**Task material:**
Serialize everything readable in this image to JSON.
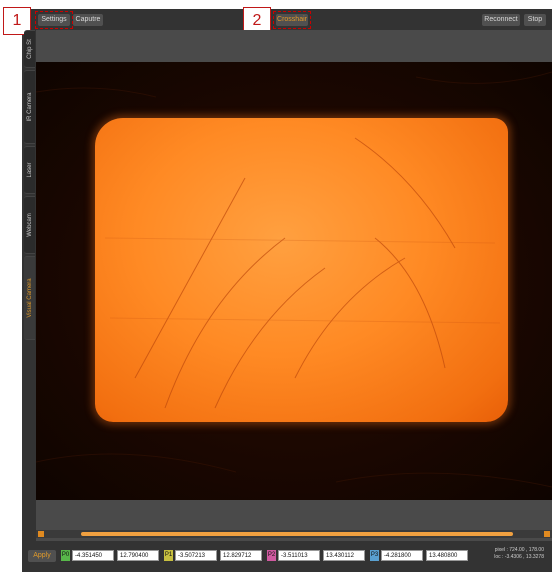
{
  "toolbar": {
    "settings_label": "Settings",
    "capture_label": "Caputre",
    "crosshair_label": "Crosshair",
    "reconnect_label": "Reconnect",
    "stop_label": "Stop"
  },
  "callouts": {
    "one": "1",
    "two": "2"
  },
  "side_tabs": [
    {
      "label": "Chip St"
    },
    {
      "label": "IR Camera"
    },
    {
      "label": "Laser"
    },
    {
      "label": "Webcam"
    },
    {
      "label": "Visual Camera"
    }
  ],
  "points": {
    "apply_label": "Apply",
    "p0": {
      "tag": "P0",
      "x": "-4.351450",
      "y": "12.790400",
      "color": "#58b84a"
    },
    "p1": {
      "tag": "P1",
      "x": "-3.507213",
      "y": "12.829712",
      "color": "#c8c040"
    },
    "p2": {
      "tag": "P2",
      "x": "-3.511013",
      "y": "13.430112",
      "color": "#d05aa0"
    },
    "p3": {
      "tag": "P3",
      "x": "-4.281800",
      "y": "13.480800",
      "color": "#5aa0d0"
    }
  },
  "info": {
    "pixel": "pixel : 724.00 , 178.00",
    "loc": "loc : -3.4306 , 13.3278"
  },
  "colors": {
    "accent": "#e09a2a",
    "highlight": "#cc0000"
  }
}
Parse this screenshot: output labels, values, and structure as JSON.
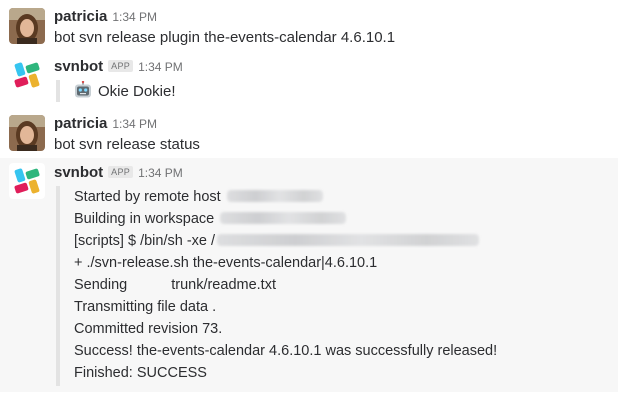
{
  "messages": [
    {
      "author": "patricia",
      "time": "1:34 PM",
      "text": "bot svn release plugin the-events-calendar 4.6.10.1"
    },
    {
      "author": "svnbot",
      "badge": "APP",
      "time": "1:34 PM",
      "attachment_text": "Okie Dokie!",
      "attachment_icon": "robot-face-emoji"
    },
    {
      "author": "patricia",
      "time": "1:34 PM",
      "text": "bot svn release status"
    },
    {
      "author": "svnbot",
      "badge": "APP",
      "time": "1:34 PM",
      "log": {
        "started": "Started by remote host",
        "building": "Building in workspace",
        "scripts": "[scripts] $ /bin/sh -xe /",
        "svn_release": "+ ./svn-release.sh the-events-calendar|4.6.10.1",
        "sending_label": "Sending",
        "sending_file": "trunk/readme.txt",
        "transmitting": "Transmitting file data .",
        "committed": "Committed revision 73.",
        "success": "Success! the-events-calendar 4.6.10.1 was successfully released!",
        "finished": "Finished: SUCCESS"
      }
    }
  ],
  "colors": {
    "attachment_bar": "#e3e3e3",
    "hover_bg": "#f7f7f7",
    "timestamp": "#717274"
  }
}
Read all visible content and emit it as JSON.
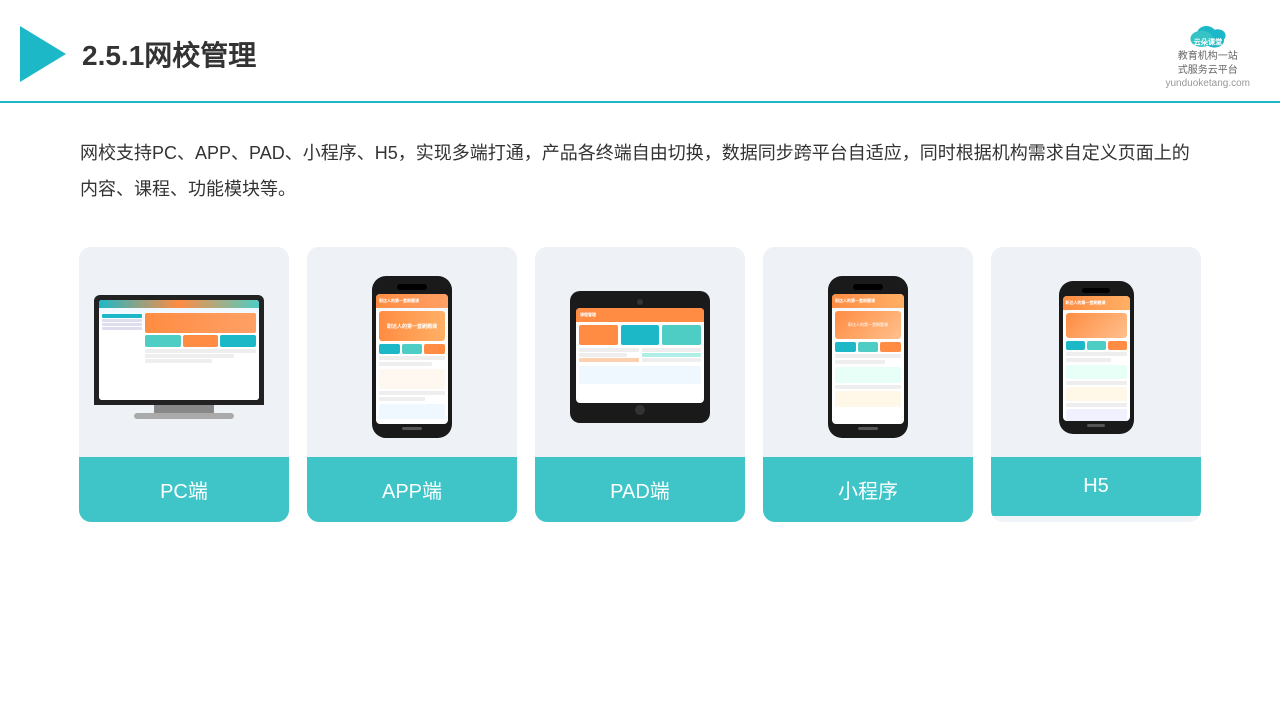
{
  "header": {
    "title": "2.5.1网校管理",
    "brand_name": "云朵课堂",
    "brand_url": "yunduoketang.com",
    "brand_tagline_1": "教育机构一站",
    "brand_tagline_2": "式服务云平台"
  },
  "description": {
    "text": "网校支持PC、APP、PAD、小程序、H5，实现多端打通，产品各终端自由切换，数据同步跨平台自适应，同时根据机构需求自定义页面上的内容、课程、功能模块等。"
  },
  "cards": [
    {
      "id": "pc",
      "label": "PC端"
    },
    {
      "id": "app",
      "label": "APP端"
    },
    {
      "id": "pad",
      "label": "PAD端"
    },
    {
      "id": "miniprogram",
      "label": "小程序"
    },
    {
      "id": "h5",
      "label": "H5"
    }
  ]
}
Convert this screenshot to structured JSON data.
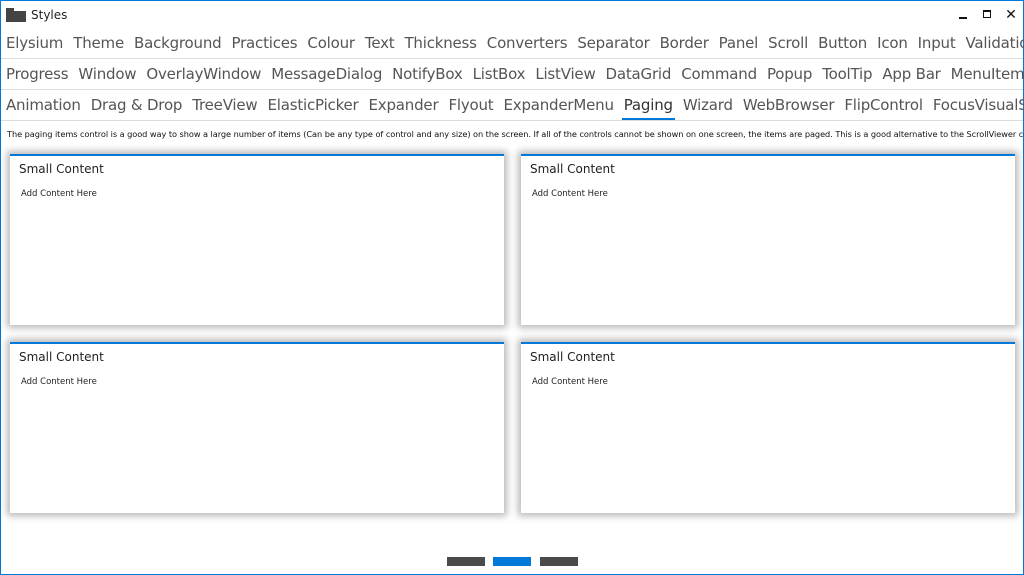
{
  "window": {
    "title": "Styles",
    "minimize_glyph": "",
    "maximize_glyph": "",
    "close_glyph": "✕"
  },
  "nav": {
    "row1": [
      "Elysium",
      "Theme",
      "Background",
      "Practices",
      "Colour",
      "Text",
      "Thickness",
      "Converters",
      "Separator",
      "Border",
      "Panel",
      "Scroll",
      "Button",
      "Icon",
      "Input",
      "Validation"
    ],
    "row2": [
      "Progress",
      "Window",
      "OverlayWindow",
      "MessageDialog",
      "NotifyBox",
      "ListBox",
      "ListView",
      "DataGrid",
      "Command",
      "Popup",
      "ToolTip",
      "App Bar",
      "MenuItem"
    ],
    "row3": [
      "Animation",
      "Drag & Drop",
      "TreeView",
      "ElasticPicker",
      "Expander",
      "Flyout",
      "ExpanderMenu",
      "Paging",
      "Wizard",
      "WebBrowser",
      "FlipControl",
      "FocusVisualStyle"
    ],
    "active": "Paging"
  },
  "description": "The paging items control is a good way to show a large number of items (Can be any type of control and any size) on the screen. If all of the controls cannot be shown on one screen, the items are paged. This is a good alternative to the ScrollViewer control.",
  "cards": [
    {
      "title": "Small Content",
      "body": "Add Content Here"
    },
    {
      "title": "Small Content",
      "body": "Add Content Here"
    },
    {
      "title": "Small Content",
      "body": "Add Content Here"
    },
    {
      "title": "Small Content",
      "body": "Add Content Here"
    }
  ],
  "pager": {
    "page_count": 3,
    "current_page": 2
  },
  "colors": {
    "accent": "#0078d7",
    "pager_inactive": "#4a4a4a"
  }
}
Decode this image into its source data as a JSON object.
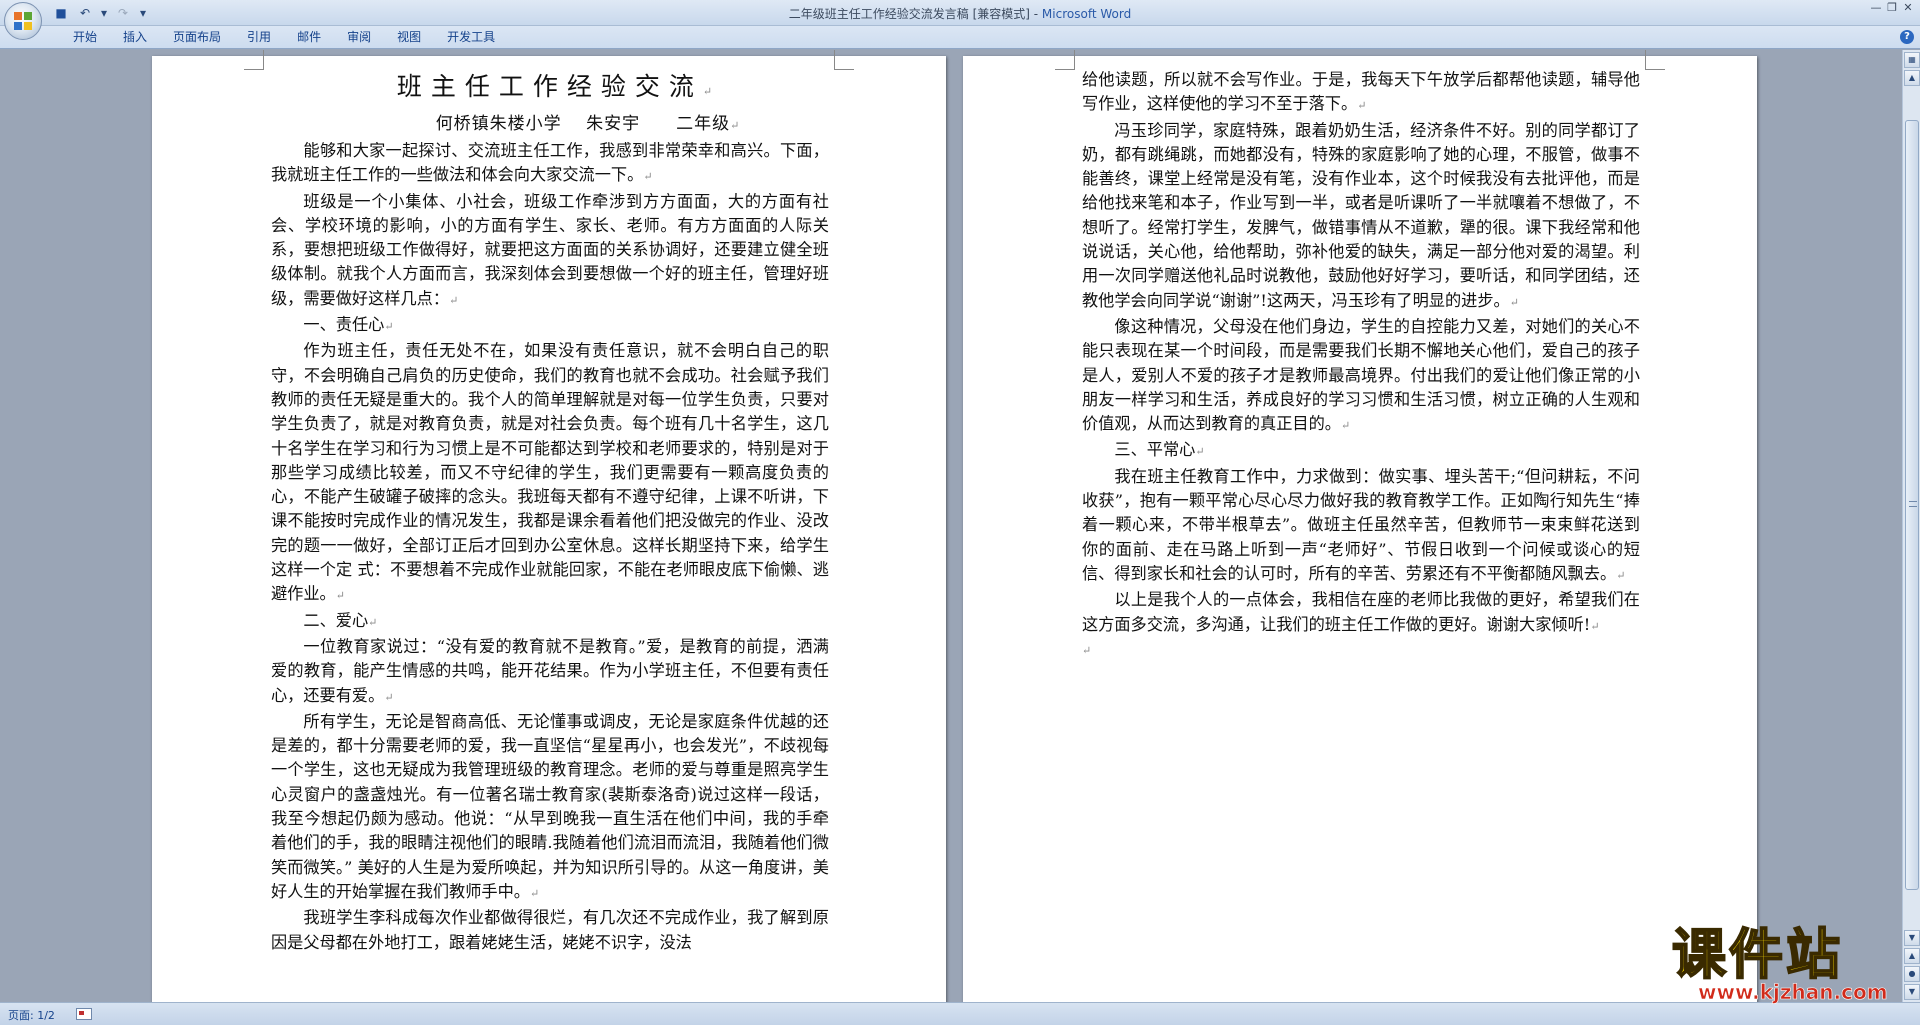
{
  "window": {
    "title": "二年级班主任工作经验交流发言稿 [兼容模式] - ",
    "app_name": "Microsoft Word"
  },
  "ribbon": {
    "tabs": [
      "开始",
      "插入",
      "页面布局",
      "引用",
      "邮件",
      "审阅",
      "视图",
      "开发工具"
    ]
  },
  "status": {
    "page": "页面: 1/2"
  },
  "watermark": {
    "text": "课件站",
    "url": "www.kjzhan.com"
  },
  "page1": {
    "title": "班主任工作经验交流",
    "subtitle": "何桥镇朱楼小学　 朱安宇　　二年级",
    "paragraphs": [
      "能够和大家一起探讨、交流班主任工作，我感到非常荣幸和高兴。下面，我就班主任工作的一些做法和体会向大家交流一下。",
      "班级是一个小集体、小社会，班级工作牵涉到方方面面，大的方面有社会、学校环境的影响，小的方面有学生、家长、老师。有方方面面的人际关系，要想把班级工作做得好，就要把这方面面的关系协调好，还要建立健全班级体制。就我个人方面而言，我深刻体会到要想做一个好的班主任，管理好班级，需要做好这样几点：",
      "一、责任心",
      "作为班主任，责任无处不在，如果没有责任意识，就不会明白自己的职守，不会明确自己肩负的历史使命，我们的教育也就不会成功。社会赋予我们教师的责任无疑是重大的。我个人的简单理解就是对每一位学生负责，只要对学生负责了，就是对教育负责，就是对社会负责。每个班有几十名学生，这几十名学生在学习和行为习惯上是不可能都达到学校和老师要求的，特别是对于那些学习成绩比较差，而又不守纪律的学生，我们更需要有一颗高度负责的心，不能产生破罐子破摔的念头。我班每天都有不遵守纪律，上课不听讲，下课不能按时完成作业的情况发生，我都是课余看着他们把没做完的作业、没改完的题一一做好，全部订正后才回到办公室休息。这样长期坚持下来，给学生这样一个定 式：不要想着不完成作业就能回家，不能在老师眼皮底下偷懒、逃避作业。",
      "二、爱心",
      "一位教育家说过：“没有爱的教育就不是教育。”爱，是教育的前提，洒满爱的教育，能产生情感的共鸣，能开花结果。作为小学班主任，不但要有责任心，还要有爱。",
      "所有学生，无论是智商高低、无论懂事或调皮，无论是家庭条件优越的还是差的，都十分需要老师的爱，我一直坚信“星星再小，也会发光”，不歧视每一个学生，这也无疑成为我管理班级的教育理念。老师的爱与尊重是照亮学生心灵窗户的盏盏烛光。有一位著名瑞士教育家(裴斯泰洛奇)说过这样一段话，我至今想起仍颇为感动。他说：“从早到晚我一直生活在他们中间，我的手牵着他们的手，我的眼睛注视他们的眼睛.我随着他们流泪而流泪，我随着他们微笑而微笑。” 美好的人生是为爱所唤起，并为知识所引导的。从这一角度讲，美好人生的开始掌握在我们教师手中。",
      "我班学生李科成每次作业都做得很烂，有几次还不完成作业，我了解到原因是父母都在外地打工，跟着姥姥生活，姥姥不识字，没法"
    ]
  },
  "page2": {
    "paragraphs": [
      "给他读题，所以就不会写作业。于是，我每天下午放学后都帮他读题，辅导他写作业，这样使他的学习不至于落下。",
      "冯玉珍同学，家庭特殊，跟着奶奶生活，经济条件不好。别的同学都订了奶，都有跳绳跳，而她都没有，特殊的家庭影响了她的心理，不服管，做事不能善终，课堂上经常是没有笔，没有作业本，这个时候我没有去批评他，而是给他找来笔和本子，作业写到一半，或者是听课听了一半就嚷着不想做了，不想听了。经常打学生，发脾气，做错事情从不道歉，犟的很。课下我经常和他说说话，关心他，给他帮助，弥补他爱的缺失，满足一部分他对爱的渴望。利用一次同学赠送他礼品时说教他，鼓励他好好学习，要听话，和同学团结，还教他学会向同学说“谢谢”!这两天，冯玉珍有了明显的进步。",
      "像这种情况，父母没在他们身边，学生的自控能力又差，对她们的关心不能只表现在某一个时间段，而是需要我们长期不懈地关心他们，爱自己的孩子是人，爱别人不爱的孩子才是教师最高境界。付出我们的爱让他们像正常的小朋友一样学习和生活，养成良好的学习习惯和生活习惯，树立正确的人生观和价值观，从而达到教育的真正目的。",
      "三、平常心",
      "我在班主任教育工作中，力求做到：做实事、埋头苦干;“但问耕耘，不问收获”，抱有一颗平常心尽心尽力做好我的教育教学工作。正如陶行知先生“捧着一颗心来，不带半根草去”。做班主任虽然辛苦，但教师节一束束鲜花送到你的面前、走在马路上听到一声“老师好”、节假日收到一个问候或谈心的短信、得到家长和社会的认可时，所有的辛苦、劳累还有不平衡都随风飘去。",
      "以上是我个人的一点体会，我相信在座的老师比我做的更好，希望我们在这方面多交流，多沟通，让我们的班主任工作做的更好。谢谢大家倾听!"
    ]
  }
}
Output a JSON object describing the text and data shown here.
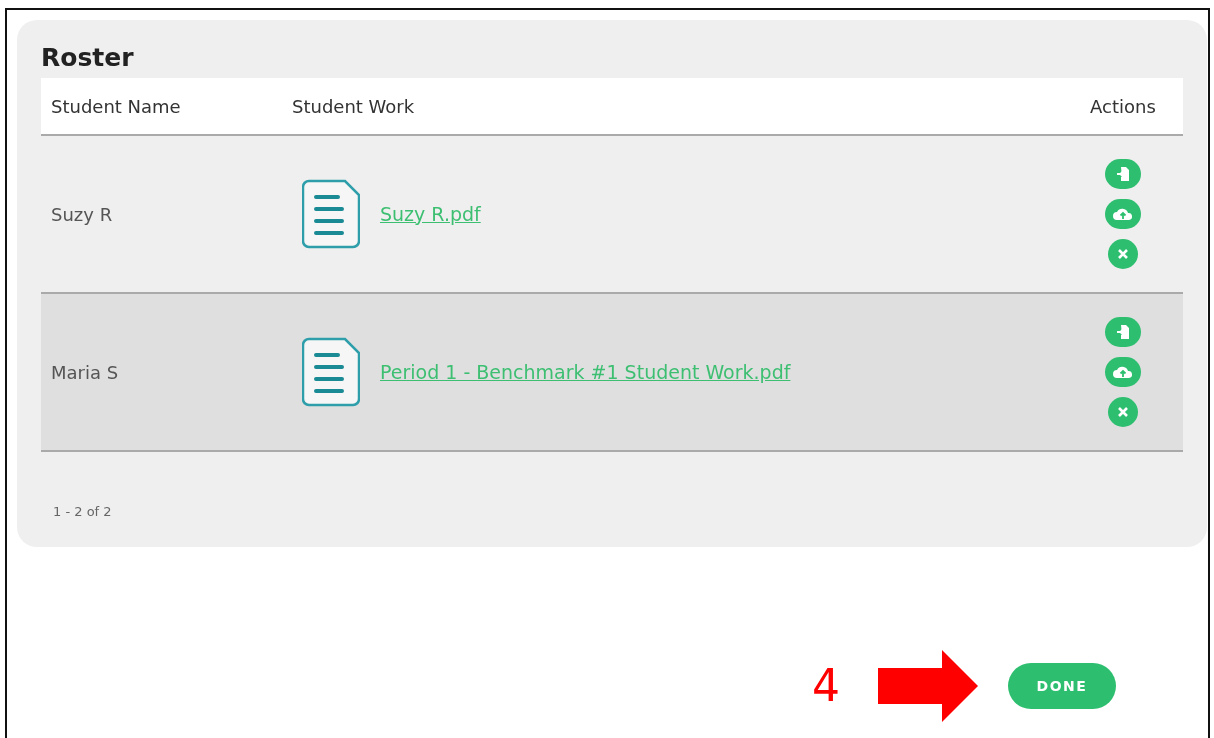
{
  "roster": {
    "title": "Roster",
    "columns": [
      "Student Name",
      "Student Work",
      "Actions"
    ],
    "rows": [
      {
        "name": "Suzy R",
        "file": "Suzy R.pdf",
        "highlighted": false,
        "actions": [
          {
            "kind": "import"
          },
          {
            "kind": "upload"
          },
          {
            "kind": "remove"
          }
        ]
      },
      {
        "name": "Maria S",
        "file": "Period 1 - Benchmark #1 Student Work.pdf",
        "highlighted": true,
        "actions": [
          {
            "kind": "import"
          },
          {
            "kind": "upload"
          },
          {
            "kind": "remove"
          }
        ]
      }
    ],
    "pagination": "1 - 2 of 2"
  },
  "annotation": {
    "step": "4"
  },
  "done_button": "DONE"
}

**To be done:** Copy out all lines from the material above that contain the string "shown".

**Result of this exercise:**
  "description": "The paging items control is a good way to show a large number of items (Can be any type of control and any size) on the screen. If all of the controls cannot be shown on one screen, the items are paged. This is a good alternative to the ScrollViewer control.",
Output a JSON object describing the text and data shown here.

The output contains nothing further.